What you need to do - Starting at the line that contains "Transcribe the text in this document.", write out each line through the end of the data below, exactly as it stands. Skip any pictures.

Saved entries -
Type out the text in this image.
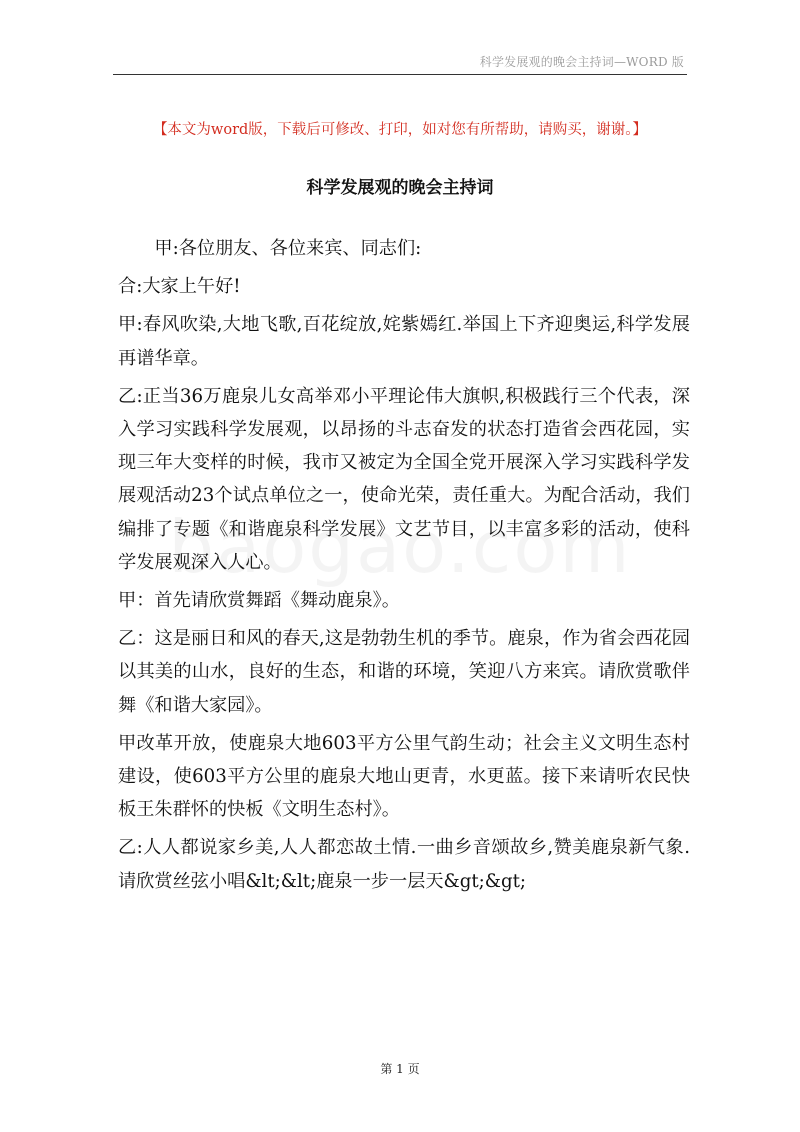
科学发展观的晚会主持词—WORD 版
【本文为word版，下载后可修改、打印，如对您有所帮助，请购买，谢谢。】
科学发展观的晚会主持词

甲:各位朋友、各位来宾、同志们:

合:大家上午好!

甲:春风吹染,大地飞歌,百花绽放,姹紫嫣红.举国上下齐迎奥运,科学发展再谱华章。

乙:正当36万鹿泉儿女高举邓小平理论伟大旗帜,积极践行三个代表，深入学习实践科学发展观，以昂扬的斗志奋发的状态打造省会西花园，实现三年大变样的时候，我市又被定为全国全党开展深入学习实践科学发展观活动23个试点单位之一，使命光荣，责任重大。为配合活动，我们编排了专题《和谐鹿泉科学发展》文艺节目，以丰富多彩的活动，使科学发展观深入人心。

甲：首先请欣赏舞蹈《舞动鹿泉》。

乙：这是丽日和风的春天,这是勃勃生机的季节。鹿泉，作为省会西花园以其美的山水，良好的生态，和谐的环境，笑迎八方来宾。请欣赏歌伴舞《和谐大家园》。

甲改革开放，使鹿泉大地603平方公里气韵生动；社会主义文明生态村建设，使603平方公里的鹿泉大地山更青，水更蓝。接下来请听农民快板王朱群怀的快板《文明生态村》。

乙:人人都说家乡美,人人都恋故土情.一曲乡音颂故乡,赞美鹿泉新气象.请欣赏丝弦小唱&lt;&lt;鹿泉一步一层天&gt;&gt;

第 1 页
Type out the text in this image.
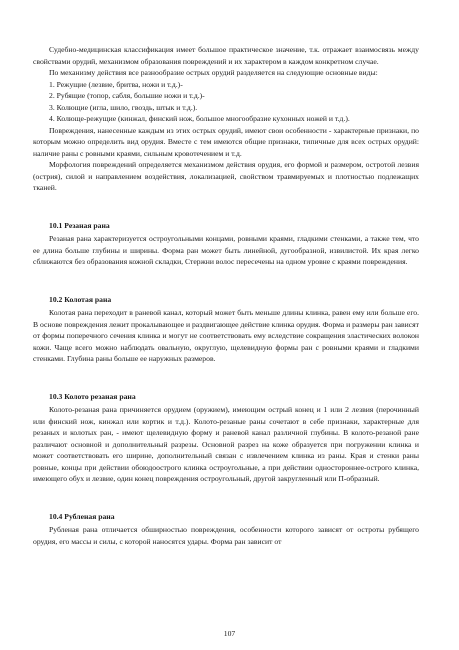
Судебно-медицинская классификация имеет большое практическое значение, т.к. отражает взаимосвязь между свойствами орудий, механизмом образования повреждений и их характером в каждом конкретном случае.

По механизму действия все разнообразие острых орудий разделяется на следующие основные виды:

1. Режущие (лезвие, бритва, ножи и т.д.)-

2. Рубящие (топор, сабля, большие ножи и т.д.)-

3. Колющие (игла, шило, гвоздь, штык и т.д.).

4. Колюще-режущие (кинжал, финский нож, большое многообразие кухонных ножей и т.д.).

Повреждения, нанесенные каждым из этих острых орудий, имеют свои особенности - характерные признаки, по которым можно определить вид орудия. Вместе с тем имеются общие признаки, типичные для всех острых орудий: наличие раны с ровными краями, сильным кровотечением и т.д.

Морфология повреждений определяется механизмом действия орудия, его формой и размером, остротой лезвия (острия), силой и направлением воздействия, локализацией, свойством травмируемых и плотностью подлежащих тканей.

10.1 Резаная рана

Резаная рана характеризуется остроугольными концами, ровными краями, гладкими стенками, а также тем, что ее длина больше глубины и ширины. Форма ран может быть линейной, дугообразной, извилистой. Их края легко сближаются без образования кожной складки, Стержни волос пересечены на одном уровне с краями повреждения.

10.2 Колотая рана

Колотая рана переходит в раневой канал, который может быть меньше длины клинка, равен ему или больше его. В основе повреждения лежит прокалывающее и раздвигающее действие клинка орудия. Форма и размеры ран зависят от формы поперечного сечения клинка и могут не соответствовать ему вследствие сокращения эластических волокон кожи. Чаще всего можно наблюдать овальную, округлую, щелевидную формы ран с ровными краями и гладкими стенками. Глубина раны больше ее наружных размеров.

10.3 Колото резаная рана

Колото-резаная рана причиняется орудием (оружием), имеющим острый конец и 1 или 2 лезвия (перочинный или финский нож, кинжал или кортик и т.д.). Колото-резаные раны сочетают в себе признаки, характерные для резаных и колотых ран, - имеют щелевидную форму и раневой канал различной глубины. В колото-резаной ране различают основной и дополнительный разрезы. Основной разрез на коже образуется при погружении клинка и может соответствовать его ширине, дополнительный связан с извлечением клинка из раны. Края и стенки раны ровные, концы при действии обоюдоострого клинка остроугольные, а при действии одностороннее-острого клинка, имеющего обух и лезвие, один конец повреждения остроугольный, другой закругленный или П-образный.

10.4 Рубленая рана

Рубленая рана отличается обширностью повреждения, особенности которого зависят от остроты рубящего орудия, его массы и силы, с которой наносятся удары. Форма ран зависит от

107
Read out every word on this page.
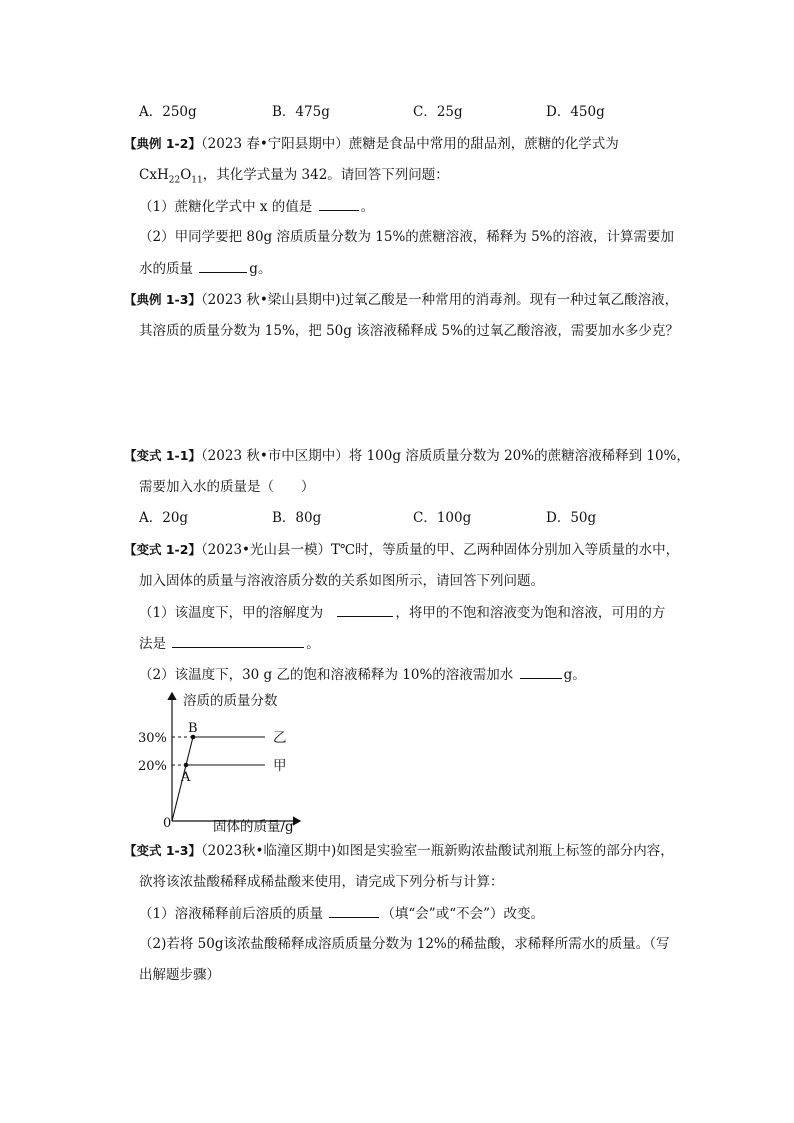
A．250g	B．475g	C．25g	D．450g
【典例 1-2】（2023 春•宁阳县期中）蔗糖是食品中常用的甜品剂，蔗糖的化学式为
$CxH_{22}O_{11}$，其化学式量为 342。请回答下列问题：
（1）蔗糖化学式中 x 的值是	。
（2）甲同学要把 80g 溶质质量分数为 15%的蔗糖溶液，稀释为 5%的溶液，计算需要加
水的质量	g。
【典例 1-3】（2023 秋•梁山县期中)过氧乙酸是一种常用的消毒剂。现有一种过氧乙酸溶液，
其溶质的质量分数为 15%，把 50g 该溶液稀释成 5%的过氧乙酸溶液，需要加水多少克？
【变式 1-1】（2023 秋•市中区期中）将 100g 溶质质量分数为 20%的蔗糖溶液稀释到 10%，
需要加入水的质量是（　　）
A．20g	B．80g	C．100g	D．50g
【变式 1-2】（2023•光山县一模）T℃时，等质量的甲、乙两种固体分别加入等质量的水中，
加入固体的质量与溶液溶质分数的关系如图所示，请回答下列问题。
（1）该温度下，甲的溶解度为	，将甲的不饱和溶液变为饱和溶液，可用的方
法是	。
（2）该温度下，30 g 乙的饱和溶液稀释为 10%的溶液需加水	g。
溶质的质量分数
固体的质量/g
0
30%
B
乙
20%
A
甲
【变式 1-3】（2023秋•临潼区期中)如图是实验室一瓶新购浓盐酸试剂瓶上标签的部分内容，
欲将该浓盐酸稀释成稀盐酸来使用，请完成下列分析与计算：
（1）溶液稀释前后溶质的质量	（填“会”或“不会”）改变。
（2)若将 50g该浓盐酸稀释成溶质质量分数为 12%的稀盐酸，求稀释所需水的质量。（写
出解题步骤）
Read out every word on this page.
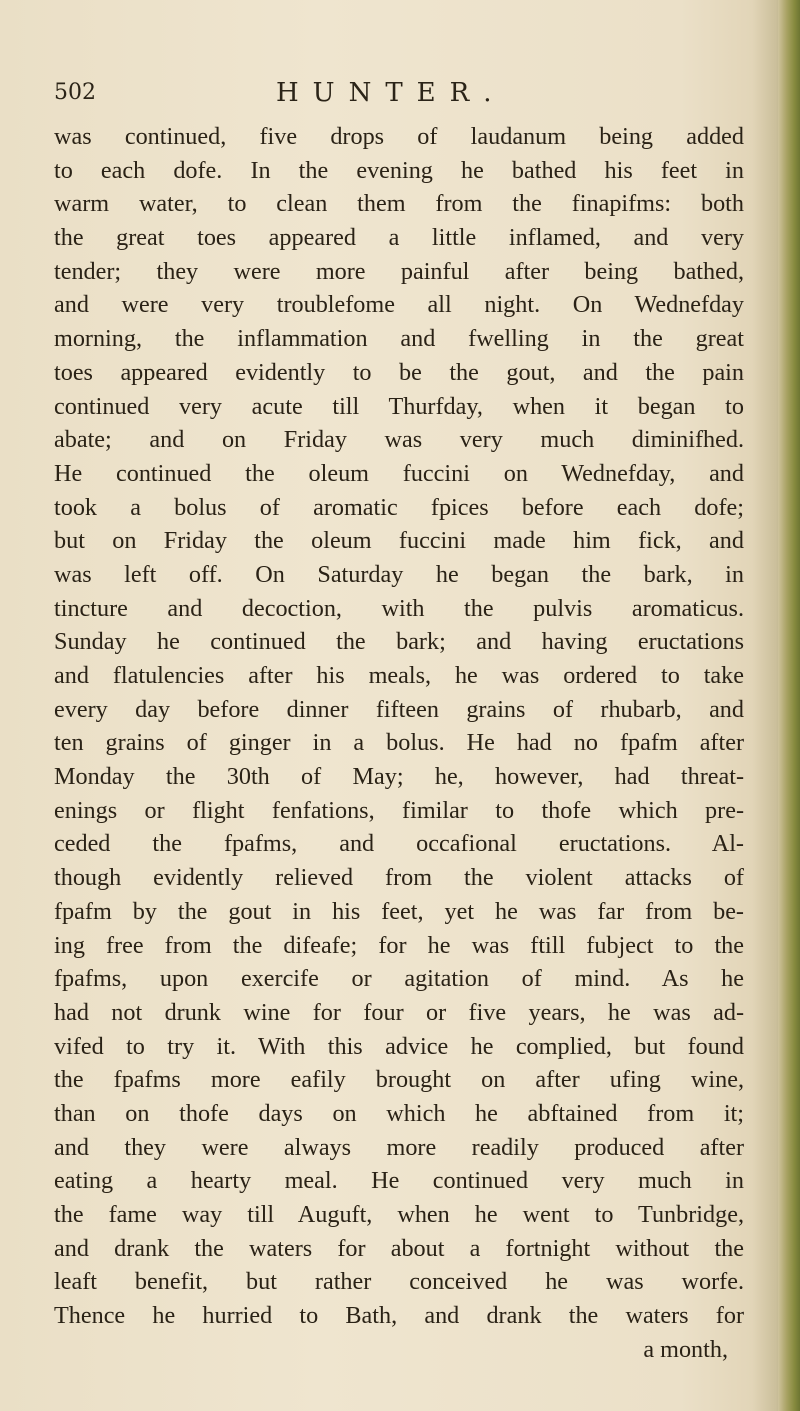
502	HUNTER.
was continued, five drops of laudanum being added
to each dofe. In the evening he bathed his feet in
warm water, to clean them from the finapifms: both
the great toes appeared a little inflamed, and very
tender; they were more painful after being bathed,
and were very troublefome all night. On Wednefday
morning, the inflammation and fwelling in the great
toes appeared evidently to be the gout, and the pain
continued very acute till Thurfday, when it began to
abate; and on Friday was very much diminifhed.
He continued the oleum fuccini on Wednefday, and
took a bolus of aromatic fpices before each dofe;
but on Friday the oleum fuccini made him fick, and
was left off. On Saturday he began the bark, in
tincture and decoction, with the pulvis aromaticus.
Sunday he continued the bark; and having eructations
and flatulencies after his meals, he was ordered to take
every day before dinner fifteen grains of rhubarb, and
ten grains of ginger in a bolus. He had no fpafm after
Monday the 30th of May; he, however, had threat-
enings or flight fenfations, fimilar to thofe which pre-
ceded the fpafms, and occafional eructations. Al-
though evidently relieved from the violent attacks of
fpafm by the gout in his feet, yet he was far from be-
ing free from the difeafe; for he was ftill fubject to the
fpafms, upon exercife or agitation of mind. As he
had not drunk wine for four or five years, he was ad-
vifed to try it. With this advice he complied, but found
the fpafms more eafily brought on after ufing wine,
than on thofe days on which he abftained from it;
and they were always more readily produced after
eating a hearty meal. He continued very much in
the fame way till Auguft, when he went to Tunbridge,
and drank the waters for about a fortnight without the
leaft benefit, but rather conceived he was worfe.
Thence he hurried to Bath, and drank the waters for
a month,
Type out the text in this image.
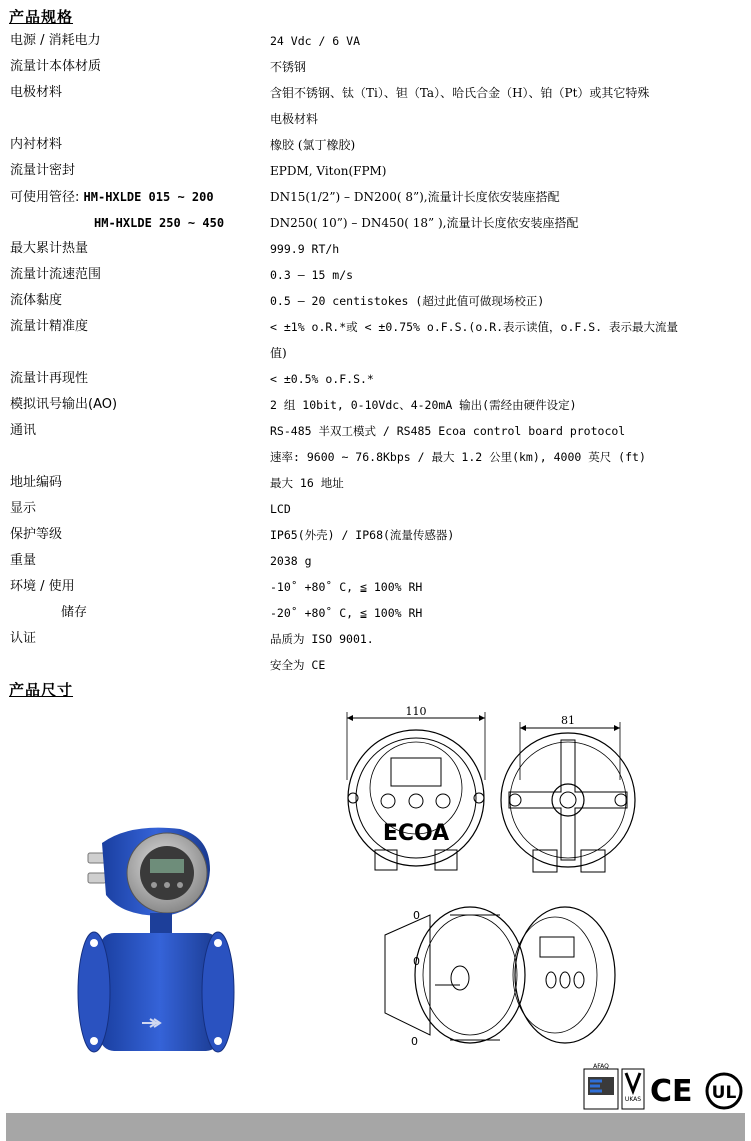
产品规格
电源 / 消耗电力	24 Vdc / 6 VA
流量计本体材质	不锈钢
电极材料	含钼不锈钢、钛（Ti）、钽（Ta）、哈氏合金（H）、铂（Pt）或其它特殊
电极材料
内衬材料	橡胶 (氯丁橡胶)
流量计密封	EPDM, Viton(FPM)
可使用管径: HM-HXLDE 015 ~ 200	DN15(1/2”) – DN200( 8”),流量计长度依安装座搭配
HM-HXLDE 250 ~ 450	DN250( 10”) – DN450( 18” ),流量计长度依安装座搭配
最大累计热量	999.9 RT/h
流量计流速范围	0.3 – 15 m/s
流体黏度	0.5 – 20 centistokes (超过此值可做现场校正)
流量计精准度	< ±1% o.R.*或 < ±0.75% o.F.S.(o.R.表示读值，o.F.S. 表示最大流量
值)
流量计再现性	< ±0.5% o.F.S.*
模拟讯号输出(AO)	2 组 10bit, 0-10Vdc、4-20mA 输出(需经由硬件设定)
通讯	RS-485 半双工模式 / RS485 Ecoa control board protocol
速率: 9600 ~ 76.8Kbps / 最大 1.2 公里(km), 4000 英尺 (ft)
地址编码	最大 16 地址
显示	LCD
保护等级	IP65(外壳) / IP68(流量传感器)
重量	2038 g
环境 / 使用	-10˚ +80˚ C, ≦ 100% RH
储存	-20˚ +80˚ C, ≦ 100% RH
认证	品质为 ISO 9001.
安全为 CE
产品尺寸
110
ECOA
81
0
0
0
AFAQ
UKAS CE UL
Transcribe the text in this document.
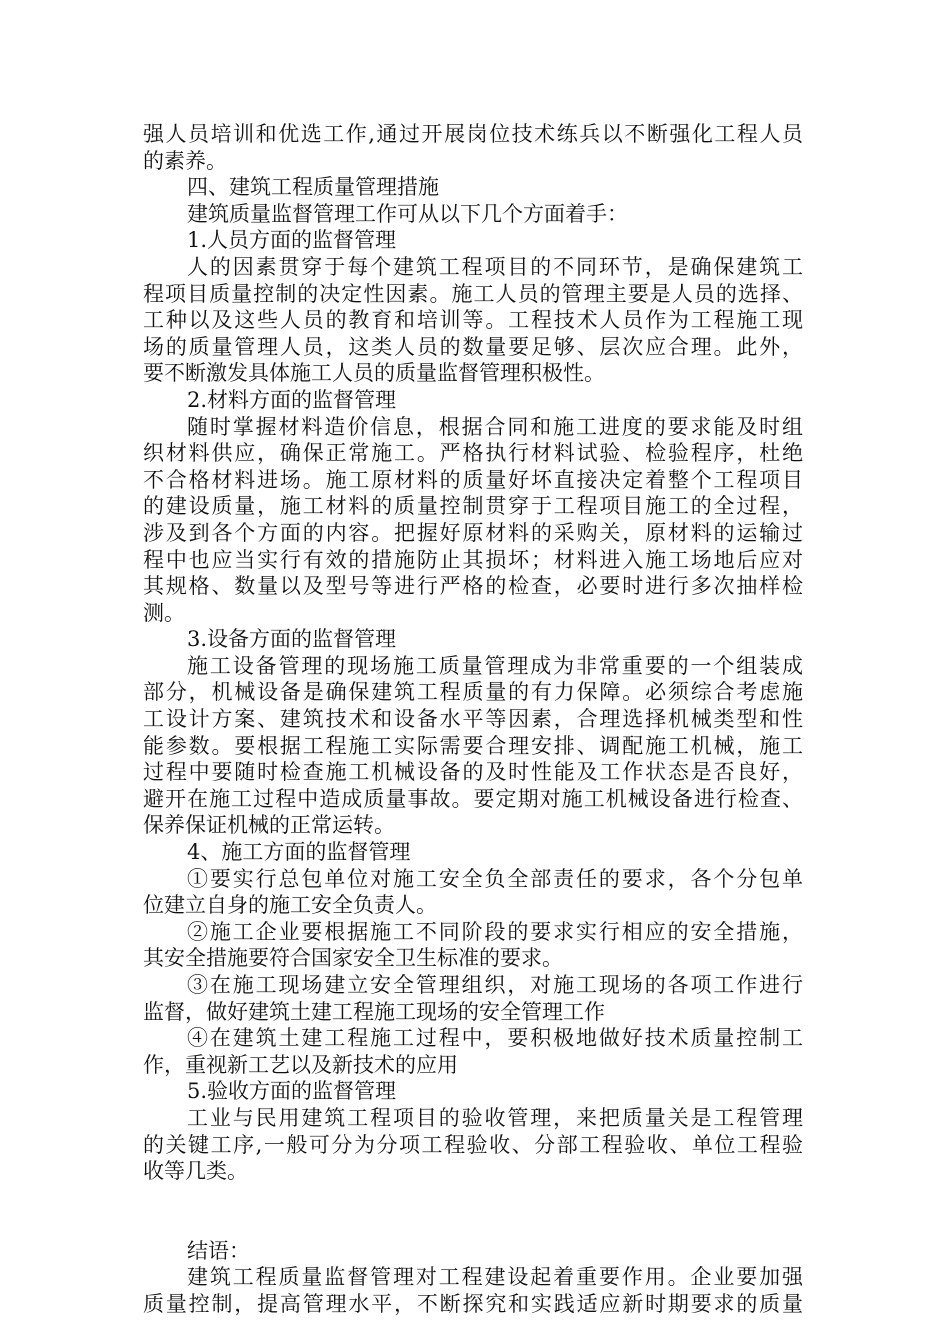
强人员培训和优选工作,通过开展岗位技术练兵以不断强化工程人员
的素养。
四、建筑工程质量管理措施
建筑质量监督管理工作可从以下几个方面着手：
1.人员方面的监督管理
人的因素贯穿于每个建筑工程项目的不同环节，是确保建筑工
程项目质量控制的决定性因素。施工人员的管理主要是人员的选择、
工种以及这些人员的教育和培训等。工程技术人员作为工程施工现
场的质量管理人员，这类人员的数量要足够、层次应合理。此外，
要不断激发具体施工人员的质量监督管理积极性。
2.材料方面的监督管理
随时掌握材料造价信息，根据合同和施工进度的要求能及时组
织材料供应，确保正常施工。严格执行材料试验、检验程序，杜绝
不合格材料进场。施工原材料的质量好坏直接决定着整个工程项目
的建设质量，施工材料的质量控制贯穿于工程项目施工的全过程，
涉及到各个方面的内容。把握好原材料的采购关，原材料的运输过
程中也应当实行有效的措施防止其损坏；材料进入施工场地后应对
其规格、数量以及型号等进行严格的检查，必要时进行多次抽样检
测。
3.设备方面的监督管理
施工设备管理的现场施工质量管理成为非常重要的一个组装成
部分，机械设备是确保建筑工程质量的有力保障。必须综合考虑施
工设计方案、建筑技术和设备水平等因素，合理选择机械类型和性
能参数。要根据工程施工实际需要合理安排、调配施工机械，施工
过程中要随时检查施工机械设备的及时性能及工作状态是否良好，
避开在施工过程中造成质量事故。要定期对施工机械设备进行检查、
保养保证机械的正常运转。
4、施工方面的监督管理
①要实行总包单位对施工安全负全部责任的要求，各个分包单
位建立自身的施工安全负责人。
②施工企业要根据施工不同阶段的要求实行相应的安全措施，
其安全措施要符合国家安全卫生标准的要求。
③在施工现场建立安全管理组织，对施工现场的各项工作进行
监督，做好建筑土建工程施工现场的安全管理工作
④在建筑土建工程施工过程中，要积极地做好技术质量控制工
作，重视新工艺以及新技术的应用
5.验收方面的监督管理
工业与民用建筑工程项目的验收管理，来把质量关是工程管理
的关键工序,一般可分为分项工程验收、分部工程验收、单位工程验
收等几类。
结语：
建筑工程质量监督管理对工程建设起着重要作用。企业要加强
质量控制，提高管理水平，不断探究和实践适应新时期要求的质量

Solution to this exercise -
Transcribe the text in this document.
强人员培训和优选工作,通过开展岗位技术练兵以不断强化工程人员
的素养。
四、建筑工程质量管理措施
建筑质量监督管理工作可从以下几个方面着手：
1.人员方面的监督管理
人的因素贯穿于每个建筑工程项目的不同环节，是确保建筑工
程项目质量控制的决定性因素。施工人员的管理主要是人员的选择、
工种以及这些人员的教育和培训等。工程技术人员作为工程施工现
场的质量管理人员，这类人员的数量要足够、层次应合理。此外，
要不断激发具体施工人员的质量监督管理积极性。
2.材料方面的监督管理
随时掌握材料造价信息，根据合同和施工进度的要求能及时组
织材料供应，确保正常施工。严格执行材料试验、检验程序，杜绝
不合格材料进场。施工原材料的质量好坏直接决定着整个工程项目
的建设质量，施工材料的质量控制贯穿于工程项目施工的全过程，
涉及到各个方面的内容。把握好原材料的采购关，原材料的运输过
程中也应当实行有效的措施防止其损坏；材料进入施工场地后应对
其规格、数量以及型号等进行严格的检查，必要时进行多次抽样检
测。
3.设备方面的监督管理
施工设备管理的现场施工质量管理成为非常重要的一个组装成
部分，机械设备是确保建筑工程质量的有力保障。必须综合考虑施
工设计方案、建筑技术和设备水平等因素，合理选择机械类型和性
能参数。要根据工程施工实际需要合理安排、调配施工机械，施工
过程中要随时检查施工机械设备的及时性能及工作状态是否良好，
避开在施工过程中造成质量事故。要定期对施工机械设备进行检查、
保养保证机械的正常运转。
4、施工方面的监督管理
①要实行总包单位对施工安全负全部责任的要求，各个分包单
位建立自身的施工安全负责人。
②施工企业要根据施工不同阶段的要求实行相应的安全措施，
其安全措施要符合国家安全卫生标准的要求。
③在施工现场建立安全管理组织，对施工现场的各项工作进行
监督，做好建筑土建工程施工现场的安全管理工作
④在建筑土建工程施工过程中，要积极地做好技术质量控制工
作，重视新工艺以及新技术的应用
5.验收方面的监督管理
工业与民用建筑工程项目的验收管理，来把质量关是工程管理
的关键工序,一般可分为分项工程验收、分部工程验收、单位工程验
收等几类。
结语：
建筑工程质量监督管理对工程建设起着重要作用。企业要加强
质量控制，提高管理水平，不断探究和实践适应新时期要求的质量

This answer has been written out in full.